— begin Excerpt —

In particular, in the first sentence, state police troopers triggers the rule two times, one because of state + police and the other because of state + troopers. The rule is triggered even if the disambiguator recognizes state police as a single lemma because of the minimum distance zero constraint.

The <min:> is equivalent to <(positive-negative) number:(infinitum)>

For example, the following rule:

SCOPE SENTENCE
{
    DOMAIN(1.1)
    {
        LEMMA("police officer")
        <2:>
        LEMMA("arrest")
    }
}

when applied to the following input text:

Police officer Scott Perkins, who was on duty on the 19th of July, arrested two teenagers who were stealing from a pawn shop.

correctly triggers, because the lemma arrest is found at least after two spaces—in a range from two to infinitum—from the lemma police officer.

Inverted syntax: <<:n>

The <<:n> operator is an expansion of the </<< syntax and it is mainly used with negations.

— end Excerpt —

What to do
Write out the excerpt on rule distance operators in full, word for word.

— begin Supplied material —

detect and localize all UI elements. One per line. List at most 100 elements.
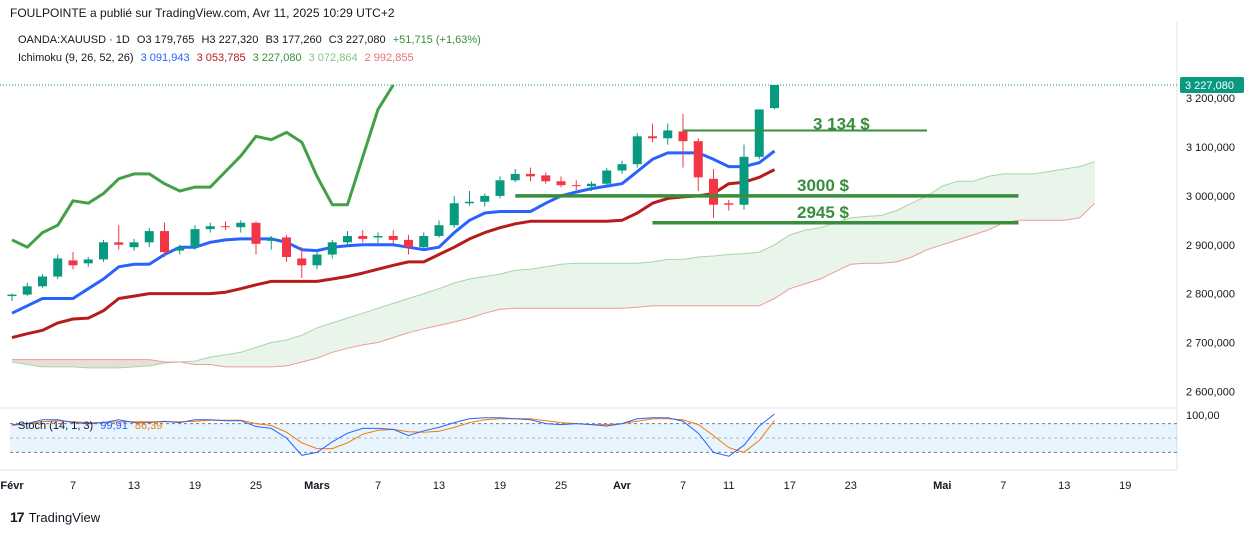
candle <box>587 181 596 192</box>
candle-body <box>770 84 779 109</box>
candle-body <box>754 109 764 157</box>
high-value: H3 227,320 <box>201 34 259 46</box>
time-axis-label: 19 <box>494 480 506 492</box>
candle-body <box>388 235 398 240</box>
candle <box>53 254 63 279</box>
candle <box>358 230 368 243</box>
candle-body <box>205 226 215 230</box>
candle <box>7 293 17 301</box>
ichimoku-conversion-line <box>11 149 776 315</box>
price-axis-label: 2 700,000 <box>1186 337 1235 349</box>
candle <box>602 168 612 187</box>
ichimoku-span-a-value: 3 072,864 <box>308 52 358 64</box>
candle <box>648 123 657 143</box>
tradingview-brand: TradingView <box>28 509 101 525</box>
candle <box>99 239 108 262</box>
candle-body <box>602 170 612 184</box>
candle <box>190 225 200 250</box>
candle-body <box>53 258 63 277</box>
candle-body <box>526 173 535 177</box>
time-axis-label: 19 <box>189 480 201 492</box>
symbol-label[interactable]: OANDA:XAUUSD · 1D <box>18 34 130 46</box>
candle <box>419 232 429 250</box>
level-label: 2945 $ <box>797 203 850 222</box>
candle-body <box>693 141 703 178</box>
candle-body <box>297 258 307 266</box>
candle-body <box>22 286 32 295</box>
candle-body <box>419 235 429 248</box>
stoch-k-value: 99,91 <box>100 420 128 432</box>
ichimoku-cloud <box>12 161 1095 368</box>
price-axis-label: 3 100,000 <box>1186 142 1235 154</box>
candle <box>297 247 307 278</box>
candle-body <box>587 183 596 187</box>
candle-body <box>68 260 78 266</box>
candle-body <box>114 242 124 245</box>
candle <box>678 113 688 168</box>
time-axis-label: Févr <box>0 480 24 492</box>
candle <box>251 221 261 255</box>
ichimoku-base-line <box>11 168 776 340</box>
time-axis-label: 25 <box>250 480 262 492</box>
candle <box>175 244 185 255</box>
candle-body <box>236 222 246 228</box>
candle <box>68 252 78 270</box>
stoch-label[interactable]: Stoch (14, 1, 3) <box>18 420 94 432</box>
candle-body <box>465 201 474 204</box>
ichimoku-label[interactable]: Ichimoku (9, 26, 52, 26) <box>18 52 134 64</box>
candle-body <box>327 242 337 255</box>
time-axis-label: 13 <box>128 480 140 492</box>
time-axis-label: 19 <box>1119 480 1131 492</box>
footer-branding: 17 TradingView <box>10 509 100 525</box>
time-axis-label: 23 <box>845 480 857 492</box>
candle-body <box>541 175 551 182</box>
stoch-legend: Stoch (14, 1, 3) 99,91 86,39 <box>18 420 162 432</box>
time-axis-label: Avr <box>613 480 632 492</box>
candle <box>632 133 642 168</box>
candle <box>449 195 459 228</box>
candle-body <box>251 222 261 244</box>
candle <box>770 84 779 110</box>
ichimoku-legend: Ichimoku (9, 26, 52, 26) 3 091,943 3 053… <box>18 52 414 64</box>
candle <box>129 238 139 251</box>
candle <box>144 227 154 248</box>
change-value: +51,715 (+1,63%) <box>392 34 481 46</box>
candle <box>541 172 551 184</box>
price-axis-label: 2 800,000 <box>1186 289 1235 301</box>
candle <box>526 167 535 182</box>
time-axis-label: 13 <box>433 480 445 492</box>
candle-body <box>221 226 230 228</box>
level-label: 3000 $ <box>797 176 850 195</box>
candle-body <box>678 131 688 142</box>
candle <box>312 252 322 270</box>
candle-body <box>129 242 139 248</box>
symbol-legend: OANDA:XAUUSD · 1D O3 179,765 H3 227,320 … <box>18 34 481 46</box>
time-axis-label: 13 <box>1058 480 1070 492</box>
time-axis-label: Mai <box>933 480 951 492</box>
stoch-k-line <box>11 413 775 457</box>
candle-body <box>175 247 185 251</box>
candle <box>327 239 337 259</box>
candle <box>693 138 703 192</box>
candle <box>236 220 246 233</box>
candle-body <box>358 235 368 239</box>
candle-body <box>404 239 413 248</box>
candle <box>205 222 215 233</box>
candle <box>83 256 93 267</box>
ichimoku-base-value: 3 053,785 <box>196 52 246 64</box>
candle <box>739 144 749 210</box>
candle-body <box>83 259 93 264</box>
candle <box>343 231 352 246</box>
candle-body <box>617 164 627 171</box>
time-axis-label: 7 <box>680 480 686 492</box>
candle <box>709 169 718 218</box>
candle <box>388 230 398 244</box>
time-axis-label: 7 <box>70 480 76 492</box>
candle-body <box>434 225 444 236</box>
close-value: C3 227,080 <box>328 34 386 46</box>
candle <box>38 274 47 288</box>
time-axis-label: 11 <box>723 480 734 492</box>
candle <box>22 282 32 297</box>
tradingview-logo-icon: 17 <box>10 509 25 525</box>
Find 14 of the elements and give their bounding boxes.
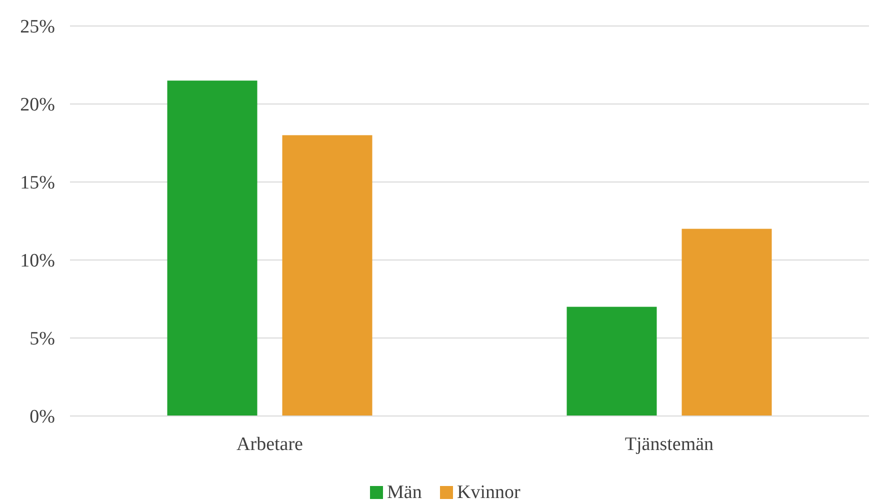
y-tick-label: 25% (20, 16, 56, 38)
bar (167, 80, 258, 416)
legend-label: Kvinnor (457, 482, 521, 503)
y-tick-label: 10% (20, 250, 56, 272)
y-tick-label: 0% (30, 406, 56, 428)
bar (682, 228, 772, 416)
bar (566, 306, 657, 416)
bar (282, 135, 372, 416)
legend-label: Män (387, 482, 422, 503)
y-tick-label: 15% (20, 172, 56, 194)
y-tick-label: 5% (30, 328, 56, 350)
x-tick-label: Tjänstemän (624, 434, 714, 455)
x-tick-label: Arbetare (236, 434, 303, 455)
y-tick-label: 20% (20, 94, 56, 116)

— end Supplied material —

Exercise response
In particular, in the first sentence, state police troopers triggers the rule two times, one because of state + police and the other because of state + troopers. The rule is triggered even if the disambiguator recognizes state police as a single lemma because of the minimum distance zero constraint.

The <min:> is equivalent to <(positive-negative) number:(infinitum)>

For example, the following rule:

SCOPE SENTENCE
{
    DOMAIN(1.1)
    {
        LEMMA("police officer")
        <2:>
        LEMMA("arrest")
    }
}

when applied to the following input text:

Police officer Scott Perkins, who was on duty on the 19th of July, arrested two teenagers who were stealing from a pawn shop.

correctly triggers, because the lemma arrest is found at least after two spaces—in a range from two to infinitum—from the lemma police officer.

Inverted syntax: <<:n>

The <<:n> operator is an expansion of the </<< syntax and it is mainly used with negations.